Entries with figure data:

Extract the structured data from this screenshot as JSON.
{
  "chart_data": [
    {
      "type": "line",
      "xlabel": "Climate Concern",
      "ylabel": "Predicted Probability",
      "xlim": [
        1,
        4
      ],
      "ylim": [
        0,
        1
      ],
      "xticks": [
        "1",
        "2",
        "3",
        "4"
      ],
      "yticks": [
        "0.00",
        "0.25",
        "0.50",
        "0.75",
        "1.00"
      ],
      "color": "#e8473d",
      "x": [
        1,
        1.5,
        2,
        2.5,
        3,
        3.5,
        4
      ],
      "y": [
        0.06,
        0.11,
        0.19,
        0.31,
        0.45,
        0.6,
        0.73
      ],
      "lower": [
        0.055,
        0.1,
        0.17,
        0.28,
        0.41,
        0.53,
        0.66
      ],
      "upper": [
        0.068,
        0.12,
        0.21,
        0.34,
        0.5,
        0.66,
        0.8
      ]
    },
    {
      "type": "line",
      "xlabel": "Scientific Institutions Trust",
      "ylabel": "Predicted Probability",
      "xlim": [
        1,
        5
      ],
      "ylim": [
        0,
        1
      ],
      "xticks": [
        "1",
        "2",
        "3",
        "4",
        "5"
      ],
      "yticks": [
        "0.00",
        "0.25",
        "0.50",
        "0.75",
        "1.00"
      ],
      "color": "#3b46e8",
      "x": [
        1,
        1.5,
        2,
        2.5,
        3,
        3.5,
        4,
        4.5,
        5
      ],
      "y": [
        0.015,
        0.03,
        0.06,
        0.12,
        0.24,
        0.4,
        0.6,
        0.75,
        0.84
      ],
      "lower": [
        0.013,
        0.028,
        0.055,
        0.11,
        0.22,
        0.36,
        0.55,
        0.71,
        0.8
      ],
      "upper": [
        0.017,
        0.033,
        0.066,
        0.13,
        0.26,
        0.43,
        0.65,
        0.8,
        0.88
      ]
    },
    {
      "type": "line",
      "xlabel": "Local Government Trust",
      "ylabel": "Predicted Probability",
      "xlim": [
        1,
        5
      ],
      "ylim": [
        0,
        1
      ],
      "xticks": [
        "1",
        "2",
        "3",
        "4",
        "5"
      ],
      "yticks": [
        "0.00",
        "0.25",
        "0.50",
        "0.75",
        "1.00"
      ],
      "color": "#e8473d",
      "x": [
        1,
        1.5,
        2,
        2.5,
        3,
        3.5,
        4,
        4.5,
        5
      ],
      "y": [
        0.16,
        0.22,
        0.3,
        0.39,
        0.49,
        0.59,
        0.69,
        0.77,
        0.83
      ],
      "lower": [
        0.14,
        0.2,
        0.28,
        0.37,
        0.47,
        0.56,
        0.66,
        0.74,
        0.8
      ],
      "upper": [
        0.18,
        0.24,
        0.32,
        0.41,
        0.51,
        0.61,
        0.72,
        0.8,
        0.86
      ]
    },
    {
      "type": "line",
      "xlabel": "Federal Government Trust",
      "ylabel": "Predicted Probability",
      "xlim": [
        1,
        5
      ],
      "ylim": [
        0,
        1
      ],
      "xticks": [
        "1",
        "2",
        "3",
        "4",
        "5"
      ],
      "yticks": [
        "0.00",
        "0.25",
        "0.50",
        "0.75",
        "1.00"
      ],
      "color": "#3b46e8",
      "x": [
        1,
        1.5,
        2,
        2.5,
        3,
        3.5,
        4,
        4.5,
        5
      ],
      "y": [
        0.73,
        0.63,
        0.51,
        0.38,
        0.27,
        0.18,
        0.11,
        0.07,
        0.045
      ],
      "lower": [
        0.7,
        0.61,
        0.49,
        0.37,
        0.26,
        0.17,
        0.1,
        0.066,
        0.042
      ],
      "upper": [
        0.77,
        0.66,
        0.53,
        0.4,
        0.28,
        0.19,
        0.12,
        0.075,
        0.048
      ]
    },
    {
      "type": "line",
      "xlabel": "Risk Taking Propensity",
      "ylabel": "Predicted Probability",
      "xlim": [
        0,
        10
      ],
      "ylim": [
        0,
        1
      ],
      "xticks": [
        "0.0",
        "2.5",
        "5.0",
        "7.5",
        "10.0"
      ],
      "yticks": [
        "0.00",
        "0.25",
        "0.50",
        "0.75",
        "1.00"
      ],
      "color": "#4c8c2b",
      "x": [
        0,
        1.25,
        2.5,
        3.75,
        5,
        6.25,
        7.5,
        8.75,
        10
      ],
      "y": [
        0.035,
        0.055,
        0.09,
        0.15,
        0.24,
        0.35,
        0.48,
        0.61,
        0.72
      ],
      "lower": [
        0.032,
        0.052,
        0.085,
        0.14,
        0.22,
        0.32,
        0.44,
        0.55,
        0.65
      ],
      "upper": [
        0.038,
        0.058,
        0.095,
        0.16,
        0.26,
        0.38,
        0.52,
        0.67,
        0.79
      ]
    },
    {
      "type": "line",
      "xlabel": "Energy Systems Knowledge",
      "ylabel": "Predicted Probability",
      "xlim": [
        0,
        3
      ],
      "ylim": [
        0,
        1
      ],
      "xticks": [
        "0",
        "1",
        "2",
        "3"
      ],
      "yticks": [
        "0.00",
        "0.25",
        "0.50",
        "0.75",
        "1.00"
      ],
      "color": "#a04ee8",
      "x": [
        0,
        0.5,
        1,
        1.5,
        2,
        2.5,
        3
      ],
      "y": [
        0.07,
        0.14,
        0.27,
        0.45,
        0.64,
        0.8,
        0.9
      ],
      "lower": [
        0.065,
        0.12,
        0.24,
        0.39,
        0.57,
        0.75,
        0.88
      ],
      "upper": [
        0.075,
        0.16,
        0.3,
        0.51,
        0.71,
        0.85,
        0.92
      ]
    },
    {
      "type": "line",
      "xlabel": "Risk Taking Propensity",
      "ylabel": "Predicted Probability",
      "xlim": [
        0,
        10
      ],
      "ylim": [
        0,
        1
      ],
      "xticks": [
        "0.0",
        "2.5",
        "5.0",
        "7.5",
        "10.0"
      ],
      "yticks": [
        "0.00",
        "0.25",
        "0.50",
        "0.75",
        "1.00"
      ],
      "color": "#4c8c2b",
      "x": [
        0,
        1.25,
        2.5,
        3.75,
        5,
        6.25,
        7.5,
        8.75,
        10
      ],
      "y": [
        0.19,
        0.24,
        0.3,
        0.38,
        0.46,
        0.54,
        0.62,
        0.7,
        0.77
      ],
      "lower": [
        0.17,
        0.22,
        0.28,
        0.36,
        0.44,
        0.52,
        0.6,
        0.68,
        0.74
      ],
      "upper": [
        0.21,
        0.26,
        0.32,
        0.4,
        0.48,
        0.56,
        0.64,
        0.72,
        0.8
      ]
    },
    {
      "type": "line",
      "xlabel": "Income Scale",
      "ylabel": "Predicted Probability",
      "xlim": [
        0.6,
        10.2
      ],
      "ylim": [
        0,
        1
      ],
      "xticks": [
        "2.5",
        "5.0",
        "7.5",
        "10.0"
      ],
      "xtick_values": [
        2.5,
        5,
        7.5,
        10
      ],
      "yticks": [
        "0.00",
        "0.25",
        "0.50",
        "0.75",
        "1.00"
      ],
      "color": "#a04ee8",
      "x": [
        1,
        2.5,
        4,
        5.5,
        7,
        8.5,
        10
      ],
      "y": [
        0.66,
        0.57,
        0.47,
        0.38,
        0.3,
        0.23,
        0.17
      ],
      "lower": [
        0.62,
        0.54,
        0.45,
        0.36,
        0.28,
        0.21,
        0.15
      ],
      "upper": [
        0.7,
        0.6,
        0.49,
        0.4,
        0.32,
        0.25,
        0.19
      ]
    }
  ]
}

## GIVEN EXERCISE
Return all of the data precisely as it appears.

## RESULT
Extract the structured data from this screenshot as JSON.
{
  "chart_data": [
    {
      "type": "line",
      "xlabel": "Climate Concern",
      "ylabel": "Predicted Probability",
      "xlim": [
        1,
        4
      ],
      "ylim": [
        0,
        1
      ],
      "xticks": [
        "1",
        "2",
        "3",
        "4"
      ],
      "yticks": [
        "0.00",
        "0.25",
        "0.50",
        "0.75",
        "1.00"
      ],
      "color": "#e8473d",
      "x": [
        1,
        1.5,
        2,
        2.5,
        3,
        3.5,
        4
      ],
      "y": [
        0.06,
        0.11,
        0.19,
        0.31,
        0.45,
        0.6,
        0.73
      ],
      "lower": [
        0.055,
        0.1,
        0.17,
        0.28,
        0.41,
        0.53,
        0.66
      ],
      "upper": [
        0.068,
        0.12,
        0.21,
        0.34,
        0.5,
        0.66,
        0.8
      ]
    },
    {
      "type": "line",
      "xlabel": "Scientific Institutions Trust",
      "ylabel": "Predicted Probability",
      "xlim": [
        1,
        5
      ],
      "ylim": [
        0,
        1
      ],
      "xticks": [
        "1",
        "2",
        "3",
        "4",
        "5"
      ],
      "yticks": [
        "0.00",
        "0.25",
        "0.50",
        "0.75",
        "1.00"
      ],
      "color": "#3b46e8",
      "x": [
        1,
        1.5,
        2,
        2.5,
        3,
        3.5,
        4,
        4.5,
        5
      ],
      "y": [
        0.015,
        0.03,
        0.06,
        0.12,
        0.24,
        0.4,
        0.6,
        0.75,
        0.84
      ],
      "lower": [
        0.013,
        0.028,
        0.055,
        0.11,
        0.22,
        0.36,
        0.55,
        0.71,
        0.8
      ],
      "upper": [
        0.017,
        0.033,
        0.066,
        0.13,
        0.26,
        0.43,
        0.65,
        0.8,
        0.88
      ]
    },
    {
      "type": "line",
      "xlabel": "Local Government Trust",
      "ylabel": "Predicted Probability",
      "xlim": [
        1,
        5
      ],
      "ylim": [
        0,
        1
      ],
      "xticks": [
        "1",
        "2",
        "3",
        "4",
        "5"
      ],
      "yticks": [
        "0.00",
        "0.25",
        "0.50",
        "0.75",
        "1.00"
      ],
      "color": "#e8473d",
      "x": [
        1,
        1.5,
        2,
        2.5,
        3,
        3.5,
        4,
        4.5,
        5
      ],
      "y": [
        0.16,
        0.22,
        0.3,
        0.39,
        0.49,
        0.59,
        0.69,
        0.77,
        0.83
      ],
      "lower": [
        0.14,
        0.2,
        0.28,
        0.37,
        0.47,
        0.56,
        0.66,
        0.74,
        0.8
      ],
      "upper": [
        0.18,
        0.24,
        0.32,
        0.41,
        0.51,
        0.61,
        0.72,
        0.8,
        0.86
      ]
    },
    {
      "type": "line",
      "xlabel": "Federal Government Trust",
      "ylabel": "Predicted Probability",
      "xlim": [
        1,
        5
      ],
      "ylim": [
        0,
        1
      ],
      "xticks": [
        "1",
        "2",
        "3",
        "4",
        "5"
      ],
      "yticks": [
        "0.00",
        "0.25",
        "0.50",
        "0.75",
        "1.00"
      ],
      "color": "#3b46e8",
      "x": [
        1,
        1.5,
        2,
        2.5,
        3,
        3.5,
        4,
        4.5,
        5
      ],
      "y": [
        0.73,
        0.63,
        0.51,
        0.38,
        0.27,
        0.18,
        0.11,
        0.07,
        0.045
      ],
      "lower": [
        0.7,
        0.61,
        0.49,
        0.37,
        0.26,
        0.17,
        0.1,
        0.066,
        0.042
      ],
      "upper": [
        0.77,
        0.66,
        0.53,
        0.4,
        0.28,
        0.19,
        0.12,
        0.075,
        0.048
      ]
    },
    {
      "type": "line",
      "xlabel": "Risk Taking Propensity",
      "ylabel": "Predicted Probability",
      "xlim": [
        0,
        10
      ],
      "ylim": [
        0,
        1
      ],
      "xticks": [
        "0.0",
        "2.5",
        "5.0",
        "7.5",
        "10.0"
      ],
      "yticks": [
        "0.00",
        "0.25",
        "0.50",
        "0.75",
        "1.00"
      ],
      "color": "#4c8c2b",
      "x": [
        0,
        1.25,
        2.5,
        3.75,
        5,
        6.25,
        7.5,
        8.75,
        10
      ],
      "y": [
        0.035,
        0.055,
        0.09,
        0.15,
        0.24,
        0.35,
        0.48,
        0.61,
        0.72
      ],
      "lower": [
        0.032,
        0.052,
        0.085,
        0.14,
        0.22,
        0.32,
        0.44,
        0.55,
        0.65
      ],
      "upper": [
        0.038,
        0.058,
        0.095,
        0.16,
        0.26,
        0.38,
        0.52,
        0.67,
        0.79
      ]
    },
    {
      "type": "line",
      "xlabel": "Energy Systems Knowledge",
      "ylabel": "Predicted Probability",
      "xlim": [
        0,
        3
      ],
      "ylim": [
        0,
        1
      ],
      "xticks": [
        "0",
        "1",
        "2",
        "3"
      ],
      "yticks": [
        "0.00",
        "0.25",
        "0.50",
        "0.75",
        "1.00"
      ],
      "color": "#a04ee8",
      "x": [
        0,
        0.5,
        1,
        1.5,
        2,
        2.5,
        3
      ],
      "y": [
        0.07,
        0.14,
        0.27,
        0.45,
        0.64,
        0.8,
        0.9
      ],
      "lower": [
        0.065,
        0.12,
        0.24,
        0.39,
        0.57,
        0.75,
        0.88
      ],
      "upper": [
        0.075,
        0.16,
        0.3,
        0.51,
        0.71,
        0.85,
        0.92
      ]
    },
    {
      "type": "line",
      "xlabel": "Risk Taking Propensity",
      "ylabel": "Predicted Probability",
      "xlim": [
        0,
        10
      ],
      "ylim": [
        0,
        1
      ],
      "xticks": [
        "0.0",
        "2.5",
        "5.0",
        "7.5",
        "10.0"
      ],
      "yticks": [
        "0.00",
        "0.25",
        "0.50",
        "0.75",
        "1.00"
      ],
      "color": "#4c8c2b",
      "x": [
        0,
        1.25,
        2.5,
        3.75,
        5,
        6.25,
        7.5,
        8.75,
        10
      ],
      "y": [
        0.19,
        0.24,
        0.3,
        0.38,
        0.46,
        0.54,
        0.62,
        0.7,
        0.77
      ],
      "lower": [
        0.17,
        0.22,
        0.28,
        0.36,
        0.44,
        0.52,
        0.6,
        0.68,
        0.74
      ],
      "upper": [
        0.21,
        0.26,
        0.32,
        0.4,
        0.48,
        0.56,
        0.64,
        0.72,
        0.8
      ]
    },
    {
      "type": "line",
      "xlabel": "Income Scale",
      "ylabel": "Predicted Probability",
      "xlim": [
        0.6,
        10.2
      ],
      "ylim": [
        0,
        1
      ],
      "xticks": [
        "2.5",
        "5.0",
        "7.5",
        "10.0"
      ],
      "xtick_values": [
        2.5,
        5,
        7.5,
        10
      ],
      "yticks": [
        "0.00",
        "0.25",
        "0.50",
        "0.75",
        "1.00"
      ],
      "color": "#a04ee8",
      "x": [
        1,
        2.5,
        4,
        5.5,
        7,
        8.5,
        10
      ],
      "y": [
        0.66,
        0.57,
        0.47,
        0.38,
        0.3,
        0.23,
        0.17
      ],
      "lower": [
        0.62,
        0.54,
        0.45,
        0.36,
        0.28,
        0.21,
        0.15
      ],
      "upper": [
        0.7,
        0.6,
        0.49,
        0.4,
        0.32,
        0.25,
        0.19
      ]
    }
  ]
}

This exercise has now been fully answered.